▶ [Do this]:
Repeat each line word for word.

▶ [Working data]:
-- Begin --
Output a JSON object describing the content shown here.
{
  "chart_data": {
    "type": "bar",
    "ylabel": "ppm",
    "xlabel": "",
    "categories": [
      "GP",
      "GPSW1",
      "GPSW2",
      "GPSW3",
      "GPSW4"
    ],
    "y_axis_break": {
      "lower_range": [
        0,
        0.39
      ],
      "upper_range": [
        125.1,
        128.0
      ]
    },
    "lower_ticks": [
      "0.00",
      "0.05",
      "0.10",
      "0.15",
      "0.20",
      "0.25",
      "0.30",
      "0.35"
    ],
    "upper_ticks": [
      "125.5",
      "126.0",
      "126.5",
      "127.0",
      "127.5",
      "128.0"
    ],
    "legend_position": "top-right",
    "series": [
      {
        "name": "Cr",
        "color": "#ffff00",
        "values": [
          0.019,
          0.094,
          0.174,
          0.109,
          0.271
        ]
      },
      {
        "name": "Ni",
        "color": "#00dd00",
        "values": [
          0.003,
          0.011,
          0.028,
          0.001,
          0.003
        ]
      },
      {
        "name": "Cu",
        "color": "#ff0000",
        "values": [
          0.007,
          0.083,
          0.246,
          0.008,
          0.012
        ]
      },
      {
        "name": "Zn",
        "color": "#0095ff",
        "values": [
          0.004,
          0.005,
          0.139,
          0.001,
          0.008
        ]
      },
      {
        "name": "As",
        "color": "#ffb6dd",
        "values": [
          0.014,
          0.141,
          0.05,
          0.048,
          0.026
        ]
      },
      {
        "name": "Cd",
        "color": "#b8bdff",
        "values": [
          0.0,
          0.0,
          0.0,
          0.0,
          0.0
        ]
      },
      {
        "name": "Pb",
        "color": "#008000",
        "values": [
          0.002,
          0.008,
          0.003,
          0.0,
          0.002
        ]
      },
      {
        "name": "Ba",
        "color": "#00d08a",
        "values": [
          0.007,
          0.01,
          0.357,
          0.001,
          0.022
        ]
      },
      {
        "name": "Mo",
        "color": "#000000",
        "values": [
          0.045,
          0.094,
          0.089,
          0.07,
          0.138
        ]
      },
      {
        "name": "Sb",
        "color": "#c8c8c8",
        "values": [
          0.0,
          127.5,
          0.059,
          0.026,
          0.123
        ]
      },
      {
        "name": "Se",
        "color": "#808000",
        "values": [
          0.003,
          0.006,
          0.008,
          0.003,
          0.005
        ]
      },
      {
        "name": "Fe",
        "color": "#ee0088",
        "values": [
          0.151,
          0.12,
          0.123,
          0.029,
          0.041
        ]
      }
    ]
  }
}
-- End --
▶ [Output below]:
Output a JSON object describing the content shown here.
{
  "chart_data": {
    "type": "bar",
    "ylabel": "ppm",
    "xlabel": "",
    "categories": [
      "GP",
      "GPSW1",
      "GPSW2",
      "GPSW3",
      "GPSW4"
    ],
    "y_axis_break": {
      "lower_range": [
        0,
        0.39
      ],
      "upper_range": [
        125.1,
        128.0
      ]
    },
    "lower_ticks": [
      "0.00",
      "0.05",
      "0.10",
      "0.15",
      "0.20",
      "0.25",
      "0.30",
      "0.35"
    ],
    "upper_ticks": [
      "125.5",
      "126.0",
      "126.5",
      "127.0",
      "127.5",
      "128.0"
    ],
    "legend_position": "top-right",
    "series": [
      {
        "name": "Cr",
        "color": "#ffff00",
        "values": [
          0.019,
          0.094,
          0.174,
          0.109,
          0.271
        ]
      },
      {
        "name": "Ni",
        "color": "#00dd00",
        "values": [
          0.003,
          0.011,
          0.028,
          0.001,
          0.003
        ]
      },
      {
        "name": "Cu",
        "color": "#ff0000",
        "values": [
          0.007,
          0.083,
          0.246,
          0.008,
          0.012
        ]
      },
      {
        "name": "Zn",
        "color": "#0095ff",
        "values": [
          0.004,
          0.005,
          0.139,
          0.001,
          0.008
        ]
      },
      {
        "name": "As",
        "color": "#ffb6dd",
        "values": [
          0.014,
          0.141,
          0.05,
          0.048,
          0.026
        ]
      },
      {
        "name": "Cd",
        "color": "#b8bdff",
        "values": [
          0.0,
          0.0,
          0.0,
          0.0,
          0.0
        ]
      },
      {
        "name": "Pb",
        "color": "#008000",
        "values": [
          0.002,
          0.008,
          0.003,
          0.0,
          0.002
        ]
      },
      {
        "name": "Ba",
        "color": "#00d08a",
        "values": [
          0.007,
          0.01,
          0.357,
          0.001,
          0.022
        ]
      },
      {
        "name": "Mo",
        "color": "#000000",
        "values": [
          0.045,
          0.094,
          0.089,
          0.07,
          0.138
        ]
      },
      {
        "name": "Sb",
        "color": "#c8c8c8",
        "values": [
          0.0,
          127.5,
          0.059,
          0.026,
          0.123
        ]
      },
      {
        "name": "Se",
        "color": "#808000",
        "values": [
          0.003,
          0.006,
          0.008,
          0.003,
          0.005
        ]
      },
      {
        "name": "Fe",
        "color": "#ee0088",
        "values": [
          0.151,
          0.12,
          0.123,
          0.029,
          0.041
        ]
      }
    ]
  }
}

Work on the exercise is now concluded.